WHAT IS ASKED:
Would you output the whole listing below, exactly as it reads?

GIVEN INFORMATION:
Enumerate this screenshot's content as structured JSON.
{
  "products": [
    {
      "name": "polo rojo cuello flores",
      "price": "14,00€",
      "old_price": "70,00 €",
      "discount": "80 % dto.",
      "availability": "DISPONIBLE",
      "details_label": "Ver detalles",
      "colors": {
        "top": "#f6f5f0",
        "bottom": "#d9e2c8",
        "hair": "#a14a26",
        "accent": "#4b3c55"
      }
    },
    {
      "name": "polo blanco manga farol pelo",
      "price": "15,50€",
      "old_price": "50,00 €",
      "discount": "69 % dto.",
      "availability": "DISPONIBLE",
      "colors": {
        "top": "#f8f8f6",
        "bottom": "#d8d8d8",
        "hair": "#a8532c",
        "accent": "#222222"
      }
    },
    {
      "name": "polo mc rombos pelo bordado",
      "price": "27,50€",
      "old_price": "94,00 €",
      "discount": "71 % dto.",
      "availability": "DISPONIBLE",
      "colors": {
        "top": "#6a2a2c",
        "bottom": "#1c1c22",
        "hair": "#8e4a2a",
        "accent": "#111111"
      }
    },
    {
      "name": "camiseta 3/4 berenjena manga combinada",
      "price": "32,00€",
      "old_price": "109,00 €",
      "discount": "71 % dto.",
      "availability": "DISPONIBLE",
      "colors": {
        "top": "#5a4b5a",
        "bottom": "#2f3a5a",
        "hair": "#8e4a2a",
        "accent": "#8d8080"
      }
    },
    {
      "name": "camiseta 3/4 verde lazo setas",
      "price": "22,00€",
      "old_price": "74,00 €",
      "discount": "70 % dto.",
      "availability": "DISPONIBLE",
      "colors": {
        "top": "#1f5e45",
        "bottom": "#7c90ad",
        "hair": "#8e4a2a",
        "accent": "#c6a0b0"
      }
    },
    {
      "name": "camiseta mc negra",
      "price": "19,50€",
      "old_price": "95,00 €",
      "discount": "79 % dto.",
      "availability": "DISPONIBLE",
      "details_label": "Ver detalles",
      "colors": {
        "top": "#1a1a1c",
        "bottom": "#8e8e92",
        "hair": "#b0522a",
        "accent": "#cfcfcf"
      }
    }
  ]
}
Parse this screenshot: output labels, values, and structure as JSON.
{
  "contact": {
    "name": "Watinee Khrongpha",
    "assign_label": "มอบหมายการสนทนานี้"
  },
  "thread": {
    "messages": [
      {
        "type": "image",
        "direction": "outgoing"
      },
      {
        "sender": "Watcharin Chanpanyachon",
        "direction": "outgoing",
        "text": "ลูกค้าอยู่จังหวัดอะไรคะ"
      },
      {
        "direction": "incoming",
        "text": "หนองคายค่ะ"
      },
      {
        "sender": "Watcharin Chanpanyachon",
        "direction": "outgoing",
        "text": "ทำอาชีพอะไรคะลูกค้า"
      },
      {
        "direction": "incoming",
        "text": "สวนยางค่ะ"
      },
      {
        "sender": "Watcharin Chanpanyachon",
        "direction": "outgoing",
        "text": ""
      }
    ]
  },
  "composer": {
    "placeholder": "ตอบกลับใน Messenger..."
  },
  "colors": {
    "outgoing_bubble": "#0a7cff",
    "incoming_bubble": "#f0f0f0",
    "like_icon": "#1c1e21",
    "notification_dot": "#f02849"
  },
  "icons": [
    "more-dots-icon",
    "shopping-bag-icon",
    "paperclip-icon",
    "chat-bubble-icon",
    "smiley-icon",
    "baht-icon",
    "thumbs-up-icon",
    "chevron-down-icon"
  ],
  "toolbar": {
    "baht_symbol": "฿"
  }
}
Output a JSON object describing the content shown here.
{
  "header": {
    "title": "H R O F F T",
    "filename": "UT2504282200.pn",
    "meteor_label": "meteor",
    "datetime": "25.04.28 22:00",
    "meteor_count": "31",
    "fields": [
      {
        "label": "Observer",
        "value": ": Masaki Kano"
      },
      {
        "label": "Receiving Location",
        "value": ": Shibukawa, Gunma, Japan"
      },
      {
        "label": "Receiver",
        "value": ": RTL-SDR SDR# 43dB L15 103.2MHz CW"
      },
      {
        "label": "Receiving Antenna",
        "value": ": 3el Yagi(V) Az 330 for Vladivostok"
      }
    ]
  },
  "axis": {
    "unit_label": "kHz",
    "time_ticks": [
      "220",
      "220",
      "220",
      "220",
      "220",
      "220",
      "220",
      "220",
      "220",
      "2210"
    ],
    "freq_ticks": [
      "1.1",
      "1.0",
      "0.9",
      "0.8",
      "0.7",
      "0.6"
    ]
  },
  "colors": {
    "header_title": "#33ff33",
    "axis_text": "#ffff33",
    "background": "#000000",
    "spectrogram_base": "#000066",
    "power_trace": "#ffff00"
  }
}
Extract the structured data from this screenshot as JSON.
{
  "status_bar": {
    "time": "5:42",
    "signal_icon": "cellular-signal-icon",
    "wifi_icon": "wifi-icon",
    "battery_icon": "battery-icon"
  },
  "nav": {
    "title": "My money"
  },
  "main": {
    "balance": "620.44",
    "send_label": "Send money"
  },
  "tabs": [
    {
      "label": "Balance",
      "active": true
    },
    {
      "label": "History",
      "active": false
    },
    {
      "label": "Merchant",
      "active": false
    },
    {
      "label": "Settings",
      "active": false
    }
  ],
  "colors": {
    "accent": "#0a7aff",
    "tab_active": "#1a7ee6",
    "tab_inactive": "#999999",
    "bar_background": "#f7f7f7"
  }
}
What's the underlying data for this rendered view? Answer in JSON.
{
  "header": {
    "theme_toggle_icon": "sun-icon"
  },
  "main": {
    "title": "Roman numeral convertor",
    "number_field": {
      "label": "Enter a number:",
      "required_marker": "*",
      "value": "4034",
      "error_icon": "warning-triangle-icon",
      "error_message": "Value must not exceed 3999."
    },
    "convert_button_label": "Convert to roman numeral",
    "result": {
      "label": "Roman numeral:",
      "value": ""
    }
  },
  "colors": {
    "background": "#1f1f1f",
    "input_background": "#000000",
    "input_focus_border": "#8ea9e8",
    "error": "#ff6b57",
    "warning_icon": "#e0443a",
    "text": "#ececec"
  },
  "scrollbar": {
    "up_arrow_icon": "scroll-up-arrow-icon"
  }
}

REPLY TO THE TASK:
Enumerate this screenshot's content as structured JSON.
{
  "products": [
    {
      "name": "polo rojo cuello flores",
      "price": "14,00€",
      "old_price": "70,00 €",
      "discount": "80 % dto.",
      "availability": "DISPONIBLE",
      "details_label": "Ver detalles",
      "colors": {
        "top": "#f6f5f0",
        "bottom": "#d9e2c8",
        "hair": "#a14a26",
        "accent": "#4b3c55"
      }
    },
    {
      "name": "polo blanco manga farol pelo",
      "price": "15,50€",
      "old_price": "50,00 €",
      "discount": "69 % dto.",
      "availability": "DISPONIBLE",
      "colors": {
        "top": "#f8f8f6",
        "bottom": "#d8d8d8",
        "hair": "#a8532c",
        "accent": "#222222"
      }
    },
    {
      "name": "polo mc rombos pelo bordado",
      "price": "27,50€",
      "old_price": "94,00 €",
      "discount": "71 % dto.",
      "availability": "DISPONIBLE",
      "colors": {
        "top": "#6a2a2c",
        "bottom": "#1c1c22",
        "hair": "#8e4a2a",
        "accent": "#111111"
      }
    },
    {
      "name": "camiseta 3/4 berenjena manga combinada",
      "price": "32,00€",
      "old_price": "109,00 €",
      "discount": "71 % dto.",
      "availability": "DISPONIBLE",
      "colors": {
        "top": "#5a4b5a",
        "bottom": "#2f3a5a",
        "hair": "#8e4a2a",
        "accent": "#8d8080"
      }
    },
    {
      "name": "camiseta 3/4 verde lazo setas",
      "price": "22,00€",
      "old_price": "74,00 €",
      "discount": "70 % dto.",
      "availability": "DISPONIBLE",
      "colors": {
        "top": "#1f5e45",
        "bottom": "#7c90ad",
        "hair": "#8e4a2a",
        "accent": "#c6a0b0"
      }
    },
    {
      "name": "camiseta mc negra",
      "price": "19,50€",
      "old_price": "95,00 €",
      "discount": "79 % dto.",
      "availability": "DISPONIBLE",
      "details_label": "Ver detalles",
      "colors": {
        "top": "#1a1a1c",
        "bottom": "#8e8e92",
        "hair": "#b0522a",
        "accent": "#cfcfcf"
      }
    }
  ]
}
Parse this screenshot: output labels, values, and structure as JSON.
{
  "contact": {
    "name": "Watinee Khrongpha",
    "assign_label": "มอบหมายการสนทนานี้"
  },
  "thread": {
    "messages": [
      {
        "type": "image",
        "direction": "outgoing"
      },
      {
        "sender": "Watcharin Chanpanyachon",
        "direction": "outgoing",
        "text": "ลูกค้าอยู่จังหวัดอะไรคะ"
      },
      {
        "direction": "incoming",
        "text": "หนองคายค่ะ"
      },
      {
        "sender": "Watcharin Chanpanyachon",
        "direction": "outgoing",
        "text": "ทำอาชีพอะไรคะลูกค้า"
      },
      {
        "direction": "incoming",
        "text": "สวนยางค่ะ"
      },
      {
        "sender": "Watcharin Chanpanyachon",
        "direction": "outgoing",
        "text": ""
      }
    ]
  },
  "composer": {
    "placeholder": "ตอบกลับใน Messenger..."
  },
  "colors": {
    "outgoing_bubble": "#0a7cff",
    "incoming_bubble": "#f0f0f0",
    "like_icon": "#1c1e21",
    "notification_dot": "#f02849"
  },
  "icons": [
    "more-dots-icon",
    "shopping-bag-icon",
    "paperclip-icon",
    "chat-bubble-icon",
    "smiley-icon",
    "baht-icon",
    "thumbs-up-icon",
    "chevron-down-icon"
  ],
  "toolbar": {
    "baht_symbol": "฿"
  }
}
Output a JSON object describing the content shown here.
{
  "header": {
    "title": "H R O F F T",
    "filename": "UT2504282200.pn",
    "meteor_label": "meteor",
    "datetime": "25.04.28 22:00",
    "meteor_count": "31",
    "fields": [
      {
        "label": "Observer",
        "value": ": Masaki Kano"
      },
      {
        "label": "Receiving Location",
        "value": ": Shibukawa, Gunma, Japan"
      },
      {
        "label": "Receiver",
        "value": ": RTL-SDR SDR# 43dB L15 103.2MHz CW"
      },
      {
        "label": "Receiving Antenna",
        "value": ": 3el Yagi(V) Az 330 for Vladivostok"
      }
    ]
  },
  "axis": {
    "unit_label": "kHz",
    "time_ticks": [
      "220",
      "220",
      "220",
      "220",
      "220",
      "220",
      "220",
      "220",
      "220",
      "2210"
    ],
    "freq_ticks": [
      "1.1",
      "1.0",
      "0.9",
      "0.8",
      "0.7",
      "0.6"
    ]
  },
  "colors": {
    "header_title": "#33ff33",
    "axis_text": "#ffff33",
    "background": "#000000",
    "spectrogram_base": "#000066",
    "power_trace": "#ffff00"
  }
}
Extract the structured data from this screenshot as JSON.
{
  "status_bar": {
    "time": "5:42",
    "signal_icon": "cellular-signal-icon",
    "wifi_icon": "wifi-icon",
    "battery_icon": "battery-icon"
  },
  "nav": {
    "title": "My money"
  },
  "main": {
    "balance": "620.44",
    "send_label": "Send money"
  },
  "tabs": [
    {
      "label": "Balance",
      "active": true
    },
    {
      "label": "History",
      "active": false
    },
    {
      "label": "Merchant",
      "active": false
    },
    {
      "label": "Settings",
      "active": false
    }
  ],
  "colors": {
    "accent": "#0a7aff",
    "tab_active": "#1a7ee6",
    "tab_inactive": "#999999",
    "bar_background": "#f7f7f7"
  }
}
What's the underlying data for this rendered view? Answer in JSON.
{
  "header": {
    "theme_toggle_icon": "sun-icon"
  },
  "main": {
    "title": "Roman numeral convertor",
    "number_field": {
      "label": "Enter a number:",
      "required_marker": "*",
      "value": "4034",
      "error_icon": "warning-triangle-icon",
      "error_message": "Value must not exceed 3999."
    },
    "convert_button_label": "Convert to roman numeral",
    "result": {
      "label": "Roman numeral:",
      "value": ""
    }
  },
  "colors": {
    "background": "#1f1f1f",
    "input_background": "#000000",
    "input_focus_border": "#8ea9e8",
    "error": "#ff6b57",
    "warning_icon": "#e0443a",
    "text": "#ececec"
  },
  "scrollbar": {
    "up_arrow_icon": "scroll-up-arrow-icon"
  }
}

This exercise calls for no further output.